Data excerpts
○ ○ ○ ○ ○

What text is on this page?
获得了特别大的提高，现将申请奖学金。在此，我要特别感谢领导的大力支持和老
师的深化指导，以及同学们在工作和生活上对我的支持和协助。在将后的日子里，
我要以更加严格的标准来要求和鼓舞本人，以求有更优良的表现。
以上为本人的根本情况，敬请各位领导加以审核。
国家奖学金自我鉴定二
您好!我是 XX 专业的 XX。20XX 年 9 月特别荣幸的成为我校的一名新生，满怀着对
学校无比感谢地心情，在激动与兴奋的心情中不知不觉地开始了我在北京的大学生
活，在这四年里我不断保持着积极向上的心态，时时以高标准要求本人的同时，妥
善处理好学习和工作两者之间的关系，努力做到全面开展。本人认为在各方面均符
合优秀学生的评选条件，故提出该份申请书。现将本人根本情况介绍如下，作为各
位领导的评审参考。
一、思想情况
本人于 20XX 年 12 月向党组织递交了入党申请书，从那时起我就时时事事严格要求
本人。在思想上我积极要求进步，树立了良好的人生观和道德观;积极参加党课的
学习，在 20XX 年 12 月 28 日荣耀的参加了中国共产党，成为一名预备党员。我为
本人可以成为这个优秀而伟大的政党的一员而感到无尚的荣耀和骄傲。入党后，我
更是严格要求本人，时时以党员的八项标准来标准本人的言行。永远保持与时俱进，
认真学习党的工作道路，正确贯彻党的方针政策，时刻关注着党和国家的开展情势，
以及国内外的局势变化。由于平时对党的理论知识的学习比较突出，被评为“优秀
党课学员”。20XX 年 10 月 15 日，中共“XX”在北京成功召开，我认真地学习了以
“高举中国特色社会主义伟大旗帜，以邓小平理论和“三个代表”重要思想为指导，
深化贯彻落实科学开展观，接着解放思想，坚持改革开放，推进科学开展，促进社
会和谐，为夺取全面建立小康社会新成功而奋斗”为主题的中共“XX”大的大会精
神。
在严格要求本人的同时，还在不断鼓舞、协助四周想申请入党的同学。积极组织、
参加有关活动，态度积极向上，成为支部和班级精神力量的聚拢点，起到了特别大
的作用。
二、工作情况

○ ○ ○ ○ ○

Directions for this task:
Retype all of the material above with every character intact.

Full solution:
What text is on this page?
获得了特别大的提高，现将申请奖学金。在此，我要特别感谢领导的大力支持和老
师的深化指导，以及同学们在工作和生活上对我的支持和协助。在将后的日子里，
我要以更加严格的标准来要求和鼓舞本人，以求有更优良的表现。
以上为本人的根本情况，敬请各位领导加以审核。
国家奖学金自我鉴定二
您好!我是 XX 专业的 XX。20XX 年 9 月特别荣幸的成为我校的一名新生，满怀着对
学校无比感谢地心情，在激动与兴奋的心情中不知不觉地开始了我在北京的大学生
活，在这四年里我不断保持着积极向上的心态，时时以高标准要求本人的同时，妥
善处理好学习和工作两者之间的关系，努力做到全面开展。本人认为在各方面均符
合优秀学生的评选条件，故提出该份申请书。现将本人根本情况介绍如下，作为各
位领导的评审参考。
一、思想情况
本人于 20XX 年 12 月向党组织递交了入党申请书，从那时起我就时时事事严格要求
本人。在思想上我积极要求进步，树立了良好的人生观和道德观;积极参加党课的
学习，在 20XX 年 12 月 28 日荣耀的参加了中国共产党，成为一名预备党员。我为
本人可以成为这个优秀而伟大的政党的一员而感到无尚的荣耀和骄傲。入党后，我
更是严格要求本人，时时以党员的八项标准来标准本人的言行。永远保持与时俱进，
认真学习党的工作道路，正确贯彻党的方针政策，时刻关注着党和国家的开展情势，
以及国内外的局势变化。由于平时对党的理论知识的学习比较突出，被评为“优秀
党课学员”。20XX 年 10 月 15 日，中共“XX”在北京成功召开，我认真地学习了以
“高举中国特色社会主义伟大旗帜，以邓小平理论和“三个代表”重要思想为指导，
深化贯彻落实科学开展观，接着解放思想，坚持改革开放，推进科学开展，促进社
会和谐，为夺取全面建立小康社会新成功而奋斗”为主题的中共“XX”大的大会精
神。
在严格要求本人的同时，还在不断鼓舞、协助四周想申请入党的同学。积极组织、
参加有关活动，态度积极向上，成为支部和班级精神力量的聚拢点，起到了特别大
的作用。
二、工作情况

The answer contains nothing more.